* **Your instructions**
Reproduce the following material verbatim, keeping every line in its original order.

(begin)

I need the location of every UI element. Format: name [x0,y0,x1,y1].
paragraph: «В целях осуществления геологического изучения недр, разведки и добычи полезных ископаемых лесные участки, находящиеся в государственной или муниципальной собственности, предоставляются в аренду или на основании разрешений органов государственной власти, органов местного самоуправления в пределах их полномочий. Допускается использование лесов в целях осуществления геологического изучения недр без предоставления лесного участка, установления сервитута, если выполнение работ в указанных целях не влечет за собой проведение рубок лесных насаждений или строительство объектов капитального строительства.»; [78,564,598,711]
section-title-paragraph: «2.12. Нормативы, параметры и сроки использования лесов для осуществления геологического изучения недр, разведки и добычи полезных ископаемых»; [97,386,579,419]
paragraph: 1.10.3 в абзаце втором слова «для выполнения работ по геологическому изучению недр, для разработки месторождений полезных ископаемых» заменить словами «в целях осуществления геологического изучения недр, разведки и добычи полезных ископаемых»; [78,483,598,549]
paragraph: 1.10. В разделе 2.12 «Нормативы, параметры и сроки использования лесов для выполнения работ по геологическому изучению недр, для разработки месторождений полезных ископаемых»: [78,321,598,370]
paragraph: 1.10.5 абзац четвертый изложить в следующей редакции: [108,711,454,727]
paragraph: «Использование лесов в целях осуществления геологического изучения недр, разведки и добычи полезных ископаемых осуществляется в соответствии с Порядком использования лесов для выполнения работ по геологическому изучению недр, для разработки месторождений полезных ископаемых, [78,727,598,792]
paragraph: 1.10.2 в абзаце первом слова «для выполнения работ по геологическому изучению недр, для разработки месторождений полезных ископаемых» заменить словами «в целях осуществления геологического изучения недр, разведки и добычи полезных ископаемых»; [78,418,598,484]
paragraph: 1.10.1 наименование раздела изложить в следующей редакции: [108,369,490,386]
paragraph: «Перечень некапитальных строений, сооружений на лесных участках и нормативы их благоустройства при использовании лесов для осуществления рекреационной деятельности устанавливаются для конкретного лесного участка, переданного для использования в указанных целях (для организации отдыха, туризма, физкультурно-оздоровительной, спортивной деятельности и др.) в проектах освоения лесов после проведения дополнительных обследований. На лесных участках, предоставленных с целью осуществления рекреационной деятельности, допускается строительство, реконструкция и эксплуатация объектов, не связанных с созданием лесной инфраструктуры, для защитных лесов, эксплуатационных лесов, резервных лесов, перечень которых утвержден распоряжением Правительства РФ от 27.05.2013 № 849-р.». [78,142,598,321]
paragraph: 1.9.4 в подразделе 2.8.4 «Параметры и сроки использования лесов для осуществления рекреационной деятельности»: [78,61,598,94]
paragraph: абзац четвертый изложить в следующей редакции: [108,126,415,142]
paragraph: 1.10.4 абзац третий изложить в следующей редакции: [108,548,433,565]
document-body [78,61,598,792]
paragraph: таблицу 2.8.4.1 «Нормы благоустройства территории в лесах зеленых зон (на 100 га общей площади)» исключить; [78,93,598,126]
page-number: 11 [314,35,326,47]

(end)

* **Task output**
I need the location of every UI element. Format: name [x0,y0,x1,y1].
paragraph: «В целях осуществления геологического изучения недр, разведки и добычи полезных ископаемых лесные участки, находящиеся в государственной или муниципальной собственности, предоставляются в аренду или на основании разрешений органов государственной власти, органов местного самоуправления в пределах их полномочий. Допускается использование лесов в целях осуществления геологического изучения недр без предоставления лесного участка, установления сервитута, если выполнение работ в указанных целях не влечет за собой проведение рубок лесных насаждений или строительство объектов капитального строительства.»; [78,564,598,711]
section-title-paragraph: «2.12. Нормативы, параметры и сроки использования лесов для осуществления геологического изучения недр, разведки и добычи полезных ископаемых»; [97,386,579,419]
paragraph: 1.10.3 в абзаце втором слова «для выполнения работ по геологическому изучению недр, для разработки месторождений полезных ископаемых» заменить словами «в целях осуществления геологического изучения недр, разведки и добычи полезных ископаемых»; [78,483,598,549]
paragraph: 1.10. В разделе 2.12 «Нормативы, параметры и сроки использования лесов для выполнения работ по геологическому изучению недр, для разработки месторождений полезных ископаемых»: [78,321,598,370]
paragraph: 1.10.5 абзац четвертый изложить в следующей редакции: [108,711,454,727]
paragraph: «Использование лесов в целях осуществления геологического изучения недр, разведки и добычи полезных ископаемых осуществляется в соответствии с Порядком использования лесов для выполнения работ по геологическому изучению недр, для разработки месторождений полезных ископаемых, [78,727,598,792]
paragraph: 1.10.2 в абзаце первом слова «для выполнения работ по геологическому изучению недр, для разработки месторождений полезных ископаемых» заменить словами «в целях осуществления геологического изучения недр, разведки и добычи полезных ископаемых»; [78,418,598,484]
paragraph: 1.10.1 наименование раздела изложить в следующей редакции: [108,369,490,386]
paragraph: «Перечень некапитальных строений, сооружений на лесных участках и нормативы их благоустройства при использовании лесов для осуществления рекреационной деятельности устанавливаются для конкретного лесного участка, переданного для использования в указанных целях (для организации отдыха, туризма, физкультурно-оздоровительной, спортивной деятельности и др.) в проектах освоения лесов после проведения дополнительных обследований. На лесных участках, предоставленных с целью осуществления рекреационной деятельности, допускается строительство, реконструкция и эксплуатация объектов, не связанных с созданием лесной инфраструктуры, для защитных лесов, эксплуатационных лесов, резервных лесов, перечень которых утвержден распоряжением Правительства РФ от 27.05.2013 № 849-р.». [78,142,598,321]
paragraph: 1.9.4 в подразделе 2.8.4 «Параметры и сроки использования лесов для осуществления рекреационной деятельности»: [78,61,598,94]
paragraph: абзац четвертый изложить в следующей редакции: [108,126,415,142]
paragraph: 1.10.4 абзац третий изложить в следующей редакции: [108,548,433,565]
document-body [78,61,598,792]
paragraph: таблицу 2.8.4.1 «Нормы благоустройства территории в лесах зеленых зон (на 100 га общей площади)» исключить; [78,93,598,126]
page-number: 11 [314,35,326,47]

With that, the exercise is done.